Objective: Collect all the lines that mention the word "Arabia".

--- BEGIN ---

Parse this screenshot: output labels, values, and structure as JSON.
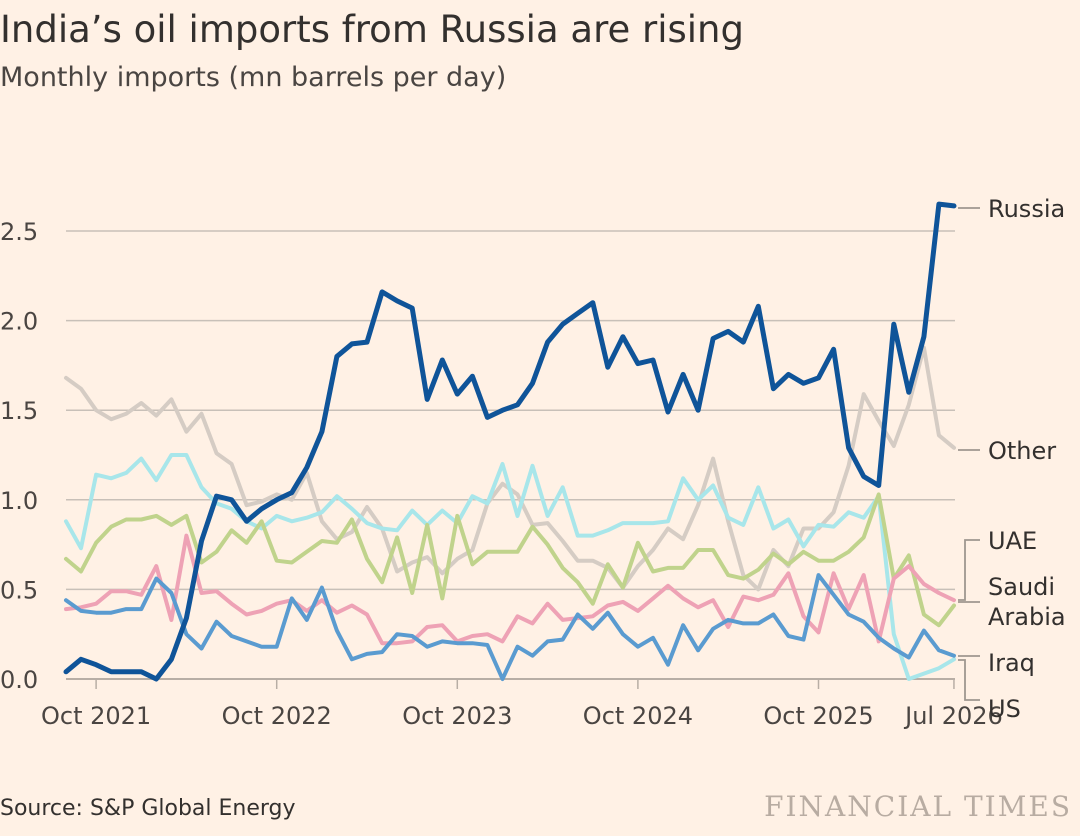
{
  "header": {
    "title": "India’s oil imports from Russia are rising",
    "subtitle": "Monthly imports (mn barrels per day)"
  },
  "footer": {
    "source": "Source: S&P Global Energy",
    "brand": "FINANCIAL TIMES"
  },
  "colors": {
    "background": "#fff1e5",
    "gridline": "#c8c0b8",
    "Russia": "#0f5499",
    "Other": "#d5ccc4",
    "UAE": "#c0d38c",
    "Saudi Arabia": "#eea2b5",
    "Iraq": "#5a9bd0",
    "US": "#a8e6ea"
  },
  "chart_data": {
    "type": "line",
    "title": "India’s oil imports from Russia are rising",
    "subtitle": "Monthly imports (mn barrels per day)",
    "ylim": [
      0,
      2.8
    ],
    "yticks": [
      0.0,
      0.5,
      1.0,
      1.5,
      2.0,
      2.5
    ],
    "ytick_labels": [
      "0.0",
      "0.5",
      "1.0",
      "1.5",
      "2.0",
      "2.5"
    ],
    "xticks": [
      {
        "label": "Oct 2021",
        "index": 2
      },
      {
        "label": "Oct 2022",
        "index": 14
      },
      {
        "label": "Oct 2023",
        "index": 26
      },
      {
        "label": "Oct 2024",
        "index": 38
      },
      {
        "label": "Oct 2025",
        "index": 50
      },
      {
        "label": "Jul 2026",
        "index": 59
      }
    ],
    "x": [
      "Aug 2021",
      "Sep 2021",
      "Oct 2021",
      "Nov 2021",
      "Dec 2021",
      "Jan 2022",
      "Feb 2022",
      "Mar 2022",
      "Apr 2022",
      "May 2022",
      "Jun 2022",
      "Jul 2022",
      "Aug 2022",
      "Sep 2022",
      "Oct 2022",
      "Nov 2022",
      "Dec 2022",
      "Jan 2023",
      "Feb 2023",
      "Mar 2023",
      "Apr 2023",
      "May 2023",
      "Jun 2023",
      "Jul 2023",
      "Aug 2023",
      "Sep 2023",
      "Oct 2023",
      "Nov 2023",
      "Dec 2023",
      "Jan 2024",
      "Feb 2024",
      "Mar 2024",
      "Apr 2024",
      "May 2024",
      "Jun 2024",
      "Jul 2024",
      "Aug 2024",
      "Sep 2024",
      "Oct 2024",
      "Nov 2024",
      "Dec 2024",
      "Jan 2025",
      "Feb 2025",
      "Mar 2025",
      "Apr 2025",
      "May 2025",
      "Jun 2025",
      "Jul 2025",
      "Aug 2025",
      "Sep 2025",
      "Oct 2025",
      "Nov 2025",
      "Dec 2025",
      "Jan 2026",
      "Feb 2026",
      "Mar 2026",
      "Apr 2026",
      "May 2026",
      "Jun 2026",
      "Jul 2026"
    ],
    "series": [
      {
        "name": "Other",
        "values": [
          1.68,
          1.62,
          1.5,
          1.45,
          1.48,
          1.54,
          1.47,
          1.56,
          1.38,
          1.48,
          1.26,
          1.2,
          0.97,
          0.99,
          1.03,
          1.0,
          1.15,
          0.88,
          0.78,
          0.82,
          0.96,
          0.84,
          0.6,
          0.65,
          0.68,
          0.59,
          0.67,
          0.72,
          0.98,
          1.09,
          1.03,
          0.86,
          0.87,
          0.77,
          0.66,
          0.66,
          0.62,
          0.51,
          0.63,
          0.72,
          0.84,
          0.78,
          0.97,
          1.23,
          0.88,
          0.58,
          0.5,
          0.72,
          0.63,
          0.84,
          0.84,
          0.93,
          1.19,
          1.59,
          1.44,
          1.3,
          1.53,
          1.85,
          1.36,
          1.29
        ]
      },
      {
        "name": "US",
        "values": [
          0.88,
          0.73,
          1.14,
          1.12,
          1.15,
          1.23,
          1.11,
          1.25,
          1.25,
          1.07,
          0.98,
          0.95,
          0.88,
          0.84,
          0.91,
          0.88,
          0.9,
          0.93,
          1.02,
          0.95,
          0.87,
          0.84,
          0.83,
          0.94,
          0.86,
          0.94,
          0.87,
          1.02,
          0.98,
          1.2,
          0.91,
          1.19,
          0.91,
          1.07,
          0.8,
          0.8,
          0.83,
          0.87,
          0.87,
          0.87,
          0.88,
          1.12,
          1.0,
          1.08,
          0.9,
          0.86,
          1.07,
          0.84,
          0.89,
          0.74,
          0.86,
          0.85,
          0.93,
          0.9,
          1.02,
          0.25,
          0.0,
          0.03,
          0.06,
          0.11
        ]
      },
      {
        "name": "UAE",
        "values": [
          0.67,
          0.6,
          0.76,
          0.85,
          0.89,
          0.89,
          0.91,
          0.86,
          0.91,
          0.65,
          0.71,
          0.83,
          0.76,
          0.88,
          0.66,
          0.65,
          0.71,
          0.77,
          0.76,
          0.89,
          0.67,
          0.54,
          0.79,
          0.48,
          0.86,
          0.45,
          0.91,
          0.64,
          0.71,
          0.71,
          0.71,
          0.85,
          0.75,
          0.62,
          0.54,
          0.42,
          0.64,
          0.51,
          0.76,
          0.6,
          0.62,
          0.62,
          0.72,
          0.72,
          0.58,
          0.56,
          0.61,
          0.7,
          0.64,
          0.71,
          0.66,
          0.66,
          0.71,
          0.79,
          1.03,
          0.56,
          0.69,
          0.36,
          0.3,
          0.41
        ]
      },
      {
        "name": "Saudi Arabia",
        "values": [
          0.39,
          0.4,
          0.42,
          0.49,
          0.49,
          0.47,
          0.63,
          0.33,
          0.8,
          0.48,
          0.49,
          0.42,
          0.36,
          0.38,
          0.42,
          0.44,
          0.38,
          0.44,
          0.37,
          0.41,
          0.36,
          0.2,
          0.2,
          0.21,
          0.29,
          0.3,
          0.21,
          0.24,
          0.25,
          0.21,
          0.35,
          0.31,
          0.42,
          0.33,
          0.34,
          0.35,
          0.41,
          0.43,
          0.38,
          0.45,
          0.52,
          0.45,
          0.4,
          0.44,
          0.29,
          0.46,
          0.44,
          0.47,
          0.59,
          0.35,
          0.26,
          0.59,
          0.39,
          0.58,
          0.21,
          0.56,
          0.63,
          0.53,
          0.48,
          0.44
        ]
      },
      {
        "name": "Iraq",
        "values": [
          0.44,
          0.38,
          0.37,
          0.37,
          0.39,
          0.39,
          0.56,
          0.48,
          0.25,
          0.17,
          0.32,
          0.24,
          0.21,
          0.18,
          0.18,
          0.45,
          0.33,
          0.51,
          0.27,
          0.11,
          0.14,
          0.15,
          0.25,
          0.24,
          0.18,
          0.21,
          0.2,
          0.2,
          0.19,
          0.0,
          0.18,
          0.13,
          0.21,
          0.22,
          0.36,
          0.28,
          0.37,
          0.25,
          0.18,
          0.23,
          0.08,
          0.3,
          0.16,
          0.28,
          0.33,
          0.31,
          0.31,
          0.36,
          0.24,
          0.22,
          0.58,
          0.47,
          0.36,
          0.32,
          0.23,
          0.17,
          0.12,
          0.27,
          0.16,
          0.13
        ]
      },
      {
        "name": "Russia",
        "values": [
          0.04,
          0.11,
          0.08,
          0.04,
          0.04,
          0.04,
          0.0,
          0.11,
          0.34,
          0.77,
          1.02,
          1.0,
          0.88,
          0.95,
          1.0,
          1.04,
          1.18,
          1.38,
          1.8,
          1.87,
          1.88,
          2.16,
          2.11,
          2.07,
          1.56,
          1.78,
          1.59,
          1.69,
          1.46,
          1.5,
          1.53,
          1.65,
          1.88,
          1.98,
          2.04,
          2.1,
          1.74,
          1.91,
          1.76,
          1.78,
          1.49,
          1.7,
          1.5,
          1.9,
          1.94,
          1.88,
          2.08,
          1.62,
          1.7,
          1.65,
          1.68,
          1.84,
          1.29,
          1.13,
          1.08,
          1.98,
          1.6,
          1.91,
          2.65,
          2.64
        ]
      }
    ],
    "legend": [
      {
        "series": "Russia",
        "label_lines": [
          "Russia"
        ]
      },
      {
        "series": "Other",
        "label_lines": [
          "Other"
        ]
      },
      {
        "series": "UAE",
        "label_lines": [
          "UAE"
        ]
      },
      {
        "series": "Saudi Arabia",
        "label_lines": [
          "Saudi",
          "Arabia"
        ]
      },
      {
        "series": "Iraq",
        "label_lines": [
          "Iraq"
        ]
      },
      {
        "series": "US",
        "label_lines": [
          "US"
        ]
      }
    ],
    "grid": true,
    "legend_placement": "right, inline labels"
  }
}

--- END ---
--- BEGIN ---

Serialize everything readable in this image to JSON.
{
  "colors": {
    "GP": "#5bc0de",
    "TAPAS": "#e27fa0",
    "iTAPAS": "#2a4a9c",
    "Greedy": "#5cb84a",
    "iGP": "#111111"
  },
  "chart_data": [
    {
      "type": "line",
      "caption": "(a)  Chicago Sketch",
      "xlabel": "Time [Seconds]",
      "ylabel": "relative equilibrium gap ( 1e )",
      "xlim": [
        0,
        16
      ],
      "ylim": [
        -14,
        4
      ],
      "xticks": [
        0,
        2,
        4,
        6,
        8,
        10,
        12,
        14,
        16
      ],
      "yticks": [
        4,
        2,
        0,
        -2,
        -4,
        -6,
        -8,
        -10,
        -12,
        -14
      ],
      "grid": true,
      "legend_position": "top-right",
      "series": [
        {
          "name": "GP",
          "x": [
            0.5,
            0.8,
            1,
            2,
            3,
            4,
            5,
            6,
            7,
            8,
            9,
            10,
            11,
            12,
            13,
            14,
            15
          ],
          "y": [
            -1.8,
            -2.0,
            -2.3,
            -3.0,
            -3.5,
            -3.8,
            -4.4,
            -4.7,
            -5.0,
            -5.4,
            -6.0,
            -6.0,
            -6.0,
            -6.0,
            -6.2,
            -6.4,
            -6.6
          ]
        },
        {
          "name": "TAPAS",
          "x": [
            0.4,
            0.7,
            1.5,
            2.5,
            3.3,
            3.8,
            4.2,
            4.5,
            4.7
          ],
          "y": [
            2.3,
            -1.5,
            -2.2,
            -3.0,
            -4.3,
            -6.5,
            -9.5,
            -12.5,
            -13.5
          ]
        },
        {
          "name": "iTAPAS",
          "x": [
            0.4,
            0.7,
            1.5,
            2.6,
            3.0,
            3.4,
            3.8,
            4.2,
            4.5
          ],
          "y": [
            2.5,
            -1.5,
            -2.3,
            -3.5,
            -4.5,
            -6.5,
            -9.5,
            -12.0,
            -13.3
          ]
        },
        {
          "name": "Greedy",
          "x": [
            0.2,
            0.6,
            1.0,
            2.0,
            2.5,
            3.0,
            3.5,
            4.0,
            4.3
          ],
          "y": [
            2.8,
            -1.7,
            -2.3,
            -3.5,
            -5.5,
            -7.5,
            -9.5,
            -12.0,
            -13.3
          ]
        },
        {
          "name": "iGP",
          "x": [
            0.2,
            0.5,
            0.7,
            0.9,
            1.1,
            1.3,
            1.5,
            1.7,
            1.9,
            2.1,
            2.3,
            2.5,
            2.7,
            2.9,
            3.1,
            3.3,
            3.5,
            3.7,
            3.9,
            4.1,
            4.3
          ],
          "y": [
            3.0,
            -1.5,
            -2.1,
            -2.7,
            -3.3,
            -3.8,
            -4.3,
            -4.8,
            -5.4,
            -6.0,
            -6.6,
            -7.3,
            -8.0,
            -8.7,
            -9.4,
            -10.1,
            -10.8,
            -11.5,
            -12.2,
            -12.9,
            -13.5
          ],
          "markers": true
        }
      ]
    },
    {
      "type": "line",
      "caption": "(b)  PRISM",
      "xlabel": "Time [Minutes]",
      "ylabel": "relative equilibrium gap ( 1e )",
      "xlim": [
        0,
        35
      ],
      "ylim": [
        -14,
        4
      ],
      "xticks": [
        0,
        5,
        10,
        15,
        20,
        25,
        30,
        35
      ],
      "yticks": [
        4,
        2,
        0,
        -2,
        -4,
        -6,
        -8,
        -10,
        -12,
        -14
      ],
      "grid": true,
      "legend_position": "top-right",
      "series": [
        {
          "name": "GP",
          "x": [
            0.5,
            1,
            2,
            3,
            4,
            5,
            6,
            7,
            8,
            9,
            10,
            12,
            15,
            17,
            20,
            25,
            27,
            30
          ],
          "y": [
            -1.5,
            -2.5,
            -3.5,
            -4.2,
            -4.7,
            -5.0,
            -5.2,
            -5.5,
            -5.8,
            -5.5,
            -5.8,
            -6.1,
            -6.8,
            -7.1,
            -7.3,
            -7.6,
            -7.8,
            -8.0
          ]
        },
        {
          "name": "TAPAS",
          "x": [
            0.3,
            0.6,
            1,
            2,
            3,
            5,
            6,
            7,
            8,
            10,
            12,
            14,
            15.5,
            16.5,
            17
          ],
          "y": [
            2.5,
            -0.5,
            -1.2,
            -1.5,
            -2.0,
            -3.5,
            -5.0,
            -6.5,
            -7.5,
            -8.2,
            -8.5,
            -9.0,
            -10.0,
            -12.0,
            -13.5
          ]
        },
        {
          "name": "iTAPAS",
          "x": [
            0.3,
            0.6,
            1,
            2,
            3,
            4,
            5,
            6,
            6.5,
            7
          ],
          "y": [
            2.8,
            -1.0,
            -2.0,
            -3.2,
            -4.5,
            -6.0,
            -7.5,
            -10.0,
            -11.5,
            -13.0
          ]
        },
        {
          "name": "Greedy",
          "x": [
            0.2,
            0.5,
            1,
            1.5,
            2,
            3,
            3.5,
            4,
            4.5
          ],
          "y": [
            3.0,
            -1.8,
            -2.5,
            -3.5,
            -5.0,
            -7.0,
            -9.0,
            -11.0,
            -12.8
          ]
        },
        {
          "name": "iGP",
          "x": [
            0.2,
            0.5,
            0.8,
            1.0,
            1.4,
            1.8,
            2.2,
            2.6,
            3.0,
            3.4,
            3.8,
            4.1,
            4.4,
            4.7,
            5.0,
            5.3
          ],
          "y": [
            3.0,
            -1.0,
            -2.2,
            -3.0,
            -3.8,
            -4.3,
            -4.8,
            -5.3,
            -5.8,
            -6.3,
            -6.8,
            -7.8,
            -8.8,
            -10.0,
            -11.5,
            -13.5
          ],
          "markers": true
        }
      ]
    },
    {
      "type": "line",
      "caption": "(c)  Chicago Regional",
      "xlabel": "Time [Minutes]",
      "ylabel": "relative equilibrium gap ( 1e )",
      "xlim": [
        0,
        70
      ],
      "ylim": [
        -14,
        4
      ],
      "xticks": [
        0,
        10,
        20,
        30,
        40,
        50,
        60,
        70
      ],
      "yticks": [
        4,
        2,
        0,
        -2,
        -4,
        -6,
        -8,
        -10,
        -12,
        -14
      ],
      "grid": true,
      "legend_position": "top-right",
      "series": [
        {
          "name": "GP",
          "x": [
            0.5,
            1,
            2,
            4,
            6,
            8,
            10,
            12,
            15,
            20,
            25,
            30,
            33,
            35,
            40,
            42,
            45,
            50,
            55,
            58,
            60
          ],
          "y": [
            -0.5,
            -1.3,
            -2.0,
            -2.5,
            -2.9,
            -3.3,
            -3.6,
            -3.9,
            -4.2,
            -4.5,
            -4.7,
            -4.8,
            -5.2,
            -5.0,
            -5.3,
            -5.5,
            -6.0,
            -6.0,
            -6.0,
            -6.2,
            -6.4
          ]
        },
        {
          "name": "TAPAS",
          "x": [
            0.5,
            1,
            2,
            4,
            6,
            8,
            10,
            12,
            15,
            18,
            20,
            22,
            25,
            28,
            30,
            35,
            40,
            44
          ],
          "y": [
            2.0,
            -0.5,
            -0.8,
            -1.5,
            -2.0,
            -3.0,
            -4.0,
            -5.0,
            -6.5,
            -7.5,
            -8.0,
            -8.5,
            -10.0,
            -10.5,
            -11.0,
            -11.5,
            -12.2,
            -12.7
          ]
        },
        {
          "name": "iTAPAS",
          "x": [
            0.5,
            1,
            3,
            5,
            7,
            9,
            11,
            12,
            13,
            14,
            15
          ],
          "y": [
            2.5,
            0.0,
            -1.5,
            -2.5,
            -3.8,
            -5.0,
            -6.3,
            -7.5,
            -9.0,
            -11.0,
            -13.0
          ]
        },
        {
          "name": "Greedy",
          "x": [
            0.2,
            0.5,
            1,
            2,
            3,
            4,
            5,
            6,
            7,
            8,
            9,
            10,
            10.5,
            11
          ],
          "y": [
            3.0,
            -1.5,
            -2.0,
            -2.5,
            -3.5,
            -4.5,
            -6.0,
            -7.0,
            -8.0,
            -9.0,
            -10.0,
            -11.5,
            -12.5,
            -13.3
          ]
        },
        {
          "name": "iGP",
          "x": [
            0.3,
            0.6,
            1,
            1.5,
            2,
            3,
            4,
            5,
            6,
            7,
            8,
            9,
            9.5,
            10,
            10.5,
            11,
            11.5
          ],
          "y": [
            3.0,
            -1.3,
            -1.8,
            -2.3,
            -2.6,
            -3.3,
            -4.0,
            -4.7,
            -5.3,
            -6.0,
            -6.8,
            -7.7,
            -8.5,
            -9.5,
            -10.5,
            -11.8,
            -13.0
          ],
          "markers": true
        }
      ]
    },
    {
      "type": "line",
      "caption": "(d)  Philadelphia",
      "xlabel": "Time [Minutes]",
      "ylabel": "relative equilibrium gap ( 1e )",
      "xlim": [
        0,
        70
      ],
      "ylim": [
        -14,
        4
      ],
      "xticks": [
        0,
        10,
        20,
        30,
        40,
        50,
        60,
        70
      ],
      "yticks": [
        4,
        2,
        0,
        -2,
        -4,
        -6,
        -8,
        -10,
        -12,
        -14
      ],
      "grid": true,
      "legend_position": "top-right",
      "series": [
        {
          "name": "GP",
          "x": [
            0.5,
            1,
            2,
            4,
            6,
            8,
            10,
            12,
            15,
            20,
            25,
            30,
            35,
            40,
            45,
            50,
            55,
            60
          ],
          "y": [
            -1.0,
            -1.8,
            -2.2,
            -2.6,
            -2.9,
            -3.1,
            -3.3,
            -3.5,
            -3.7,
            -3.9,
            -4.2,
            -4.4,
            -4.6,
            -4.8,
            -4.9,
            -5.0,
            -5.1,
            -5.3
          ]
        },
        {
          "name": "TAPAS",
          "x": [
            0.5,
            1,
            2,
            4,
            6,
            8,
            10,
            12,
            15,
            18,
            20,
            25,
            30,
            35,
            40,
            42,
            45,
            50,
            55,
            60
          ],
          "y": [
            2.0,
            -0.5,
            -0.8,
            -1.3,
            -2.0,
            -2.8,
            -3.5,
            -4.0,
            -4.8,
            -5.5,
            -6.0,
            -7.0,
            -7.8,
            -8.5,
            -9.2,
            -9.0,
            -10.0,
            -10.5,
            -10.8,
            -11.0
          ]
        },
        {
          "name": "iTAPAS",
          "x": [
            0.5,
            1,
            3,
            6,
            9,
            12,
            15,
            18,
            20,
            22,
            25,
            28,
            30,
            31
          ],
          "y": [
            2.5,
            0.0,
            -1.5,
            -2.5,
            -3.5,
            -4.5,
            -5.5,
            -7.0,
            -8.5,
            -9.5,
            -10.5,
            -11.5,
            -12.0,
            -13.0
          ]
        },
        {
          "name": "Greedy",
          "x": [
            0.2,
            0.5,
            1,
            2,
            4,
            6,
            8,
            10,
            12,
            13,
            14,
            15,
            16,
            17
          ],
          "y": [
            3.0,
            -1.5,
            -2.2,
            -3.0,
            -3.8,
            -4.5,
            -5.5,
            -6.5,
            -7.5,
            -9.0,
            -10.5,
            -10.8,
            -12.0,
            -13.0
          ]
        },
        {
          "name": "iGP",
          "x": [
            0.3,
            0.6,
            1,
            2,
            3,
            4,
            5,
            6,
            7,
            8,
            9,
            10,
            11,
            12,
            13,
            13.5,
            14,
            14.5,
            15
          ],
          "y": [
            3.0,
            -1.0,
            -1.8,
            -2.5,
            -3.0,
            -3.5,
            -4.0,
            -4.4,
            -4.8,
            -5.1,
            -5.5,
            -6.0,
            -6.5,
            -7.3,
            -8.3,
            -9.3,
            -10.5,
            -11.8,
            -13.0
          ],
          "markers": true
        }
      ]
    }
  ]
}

--- END ---

Written solution:
    "Saudi Arabia": "#eea2b5",
        "name": "Saudi Arabia",
        "series": "Saudi Arabia",
          "Arabia"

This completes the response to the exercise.